▶ **THE REQUEST**: Extract each line of the material that follows exactly and omit its pictures.

######

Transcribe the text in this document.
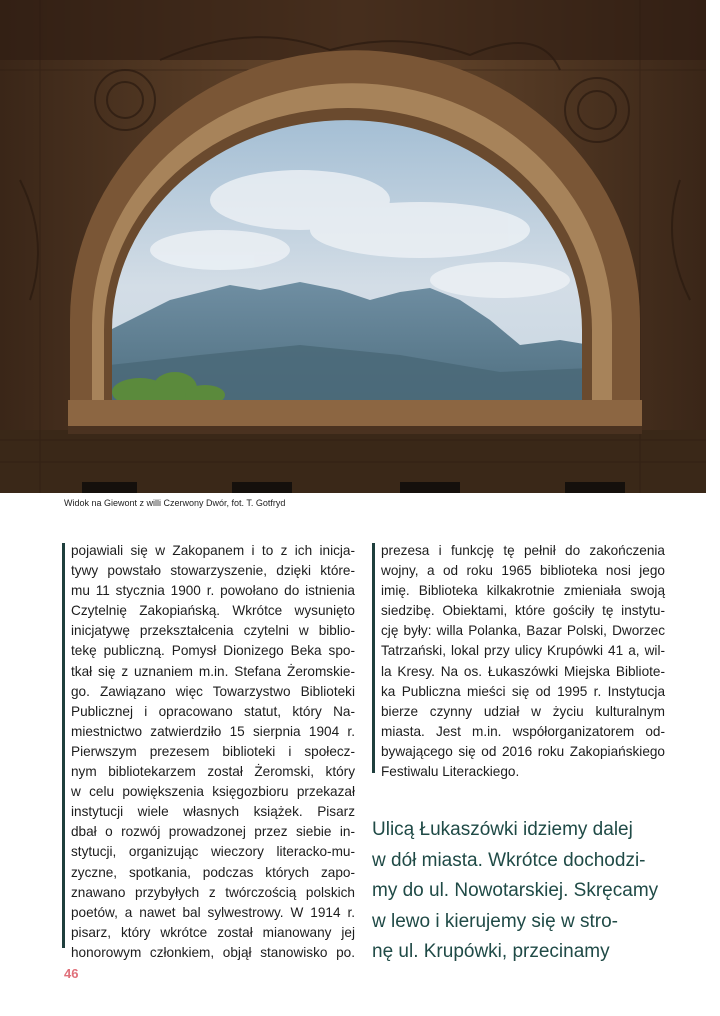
Widok na Giewont z willi Czerwony Dwór, fot. T. Gotfryd
pojawiali się w Zakopanem i to z ich inicja-
tywy powstało stowarzyszenie, dzięki które-
mu 11 stycznia 1900 r. powołano do istnienia
Czytelnię Zakopiańską. Wkrótce wysunięto
inicjatywę przekształcenia czytelni w biblio-
tekę publiczną. Pomysł Dionizego Beka spo-
tkał się z uznaniem m.in. Stefana Żeromskie-
go. Zawiązano więc Towarzystwo Biblioteki
Publicznej i opracowano statut, który Na-
miestnictwo zatwierdziło 15 sierpnia 1904 r.
Pierwszym prezesem biblioteki i społecz-
nym bibliotekarzem został Żeromski, który
w celu powiększenia księgozbioru przekazał
instytucji wiele własnych książek. Pisarz
dbał o rozwój prowadzonej przez siebie in-
stytucji, organizując wieczory literacko-mu-
zyczne, spotkania, podczas których zapo-
znawano przybyłych z twórczością polskich
poetów, a nawet bal sylwestrowy. W 1914 r.
pisarz, który wkrótce został mianowany jej
honorowym członkiem, objął stanowisko po.
prezesa i funkcję tę pełnił do zakończenia
wojny, a od roku 1965 biblioteka nosi jego
imię. Biblioteka kilkakrotnie zmieniała swoją
siedzibę. Obiektami, które gościły tę instytu-
cję były: willa Polanka, Bazar Polski, Dworzec
Tatrzański, lokal przy ulicy Krupówki 41 a, wil-
la Kresy. Na os. Łukaszówki Miejska Bibliote-
ka Publiczna mieści się od 1995 r. Instytucja
bierze czynny udział w życiu kulturalnym
miasta. Jest m.in. współorganizatorem od-
bywającego się od 2016 roku Zakopiańskiego
Festiwalu Literackiego.
Ulicą Łukaszówki idziemy dalej
w dół miasta. Wkrótce dochodzi-
my do ul. Nowotarskiej. Skręcamy
w lewo i kierujemy się w stro-
nę ul. Krupówki, przecinamy
46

######

▶ **WRITTEN ANSWER**:
Transcribe the text in this document.
Widok na Giewont z willi Czerwony Dwór, fot. T. Gotfryd
pojawiali się w Zakopanem i to z ich inicja-
tywy powstało stowarzyszenie, dzięki które-
mu 11 stycznia 1900 r. powołano do istnienia
Czytelnię Zakopiańską. Wkrótce wysunięto
inicjatywę przekształcenia czytelni w biblio-
tekę publiczną. Pomysł Dionizego Beka spo-
tkał się z uznaniem m.in. Stefana Żeromskie-
go. Zawiązano więc Towarzystwo Biblioteki
Publicznej i opracowano statut, który Na-
miestnictwo zatwierdziło 15 sierpnia 1904 r.
Pierwszym prezesem biblioteki i społecz-
nym bibliotekarzem został Żeromski, który
w celu powiększenia księgozbioru przekazał
instytucji wiele własnych książek. Pisarz
dbał o rozwój prowadzonej przez siebie in-
stytucji, organizując wieczory literacko-mu-
zyczne, spotkania, podczas których zapo-
znawano przybyłych z twórczością polskich
poetów, a nawet bal sylwestrowy. W 1914 r.
pisarz, który wkrótce został mianowany jej
honorowym członkiem, objął stanowisko po.
prezesa i funkcję tę pełnił do zakończenia
wojny, a od roku 1965 biblioteka nosi jego
imię. Biblioteka kilkakrotnie zmieniała swoją
siedzibę. Obiektami, które gościły tę instytu-
cję były: willa Polanka, Bazar Polski, Dworzec
Tatrzański, lokal przy ulicy Krupówki 41 a, wil-
la Kresy. Na os. Łukaszówki Miejska Bibliote-
ka Publiczna mieści się od 1995 r. Instytucja
bierze czynny udział w życiu kulturalnym
miasta. Jest m.in. współorganizatorem od-
bywającego się od 2016 roku Zakopiańskiego
Festiwalu Literackiego.
Ulicą Łukaszówki idziemy dalej
w dół miasta. Wkrótce dochodzi-
my do ul. Nowotarskiej. Skręcamy
w lewo i kierujemy się w stro-
nę ul. Krupówki, przecinamy
46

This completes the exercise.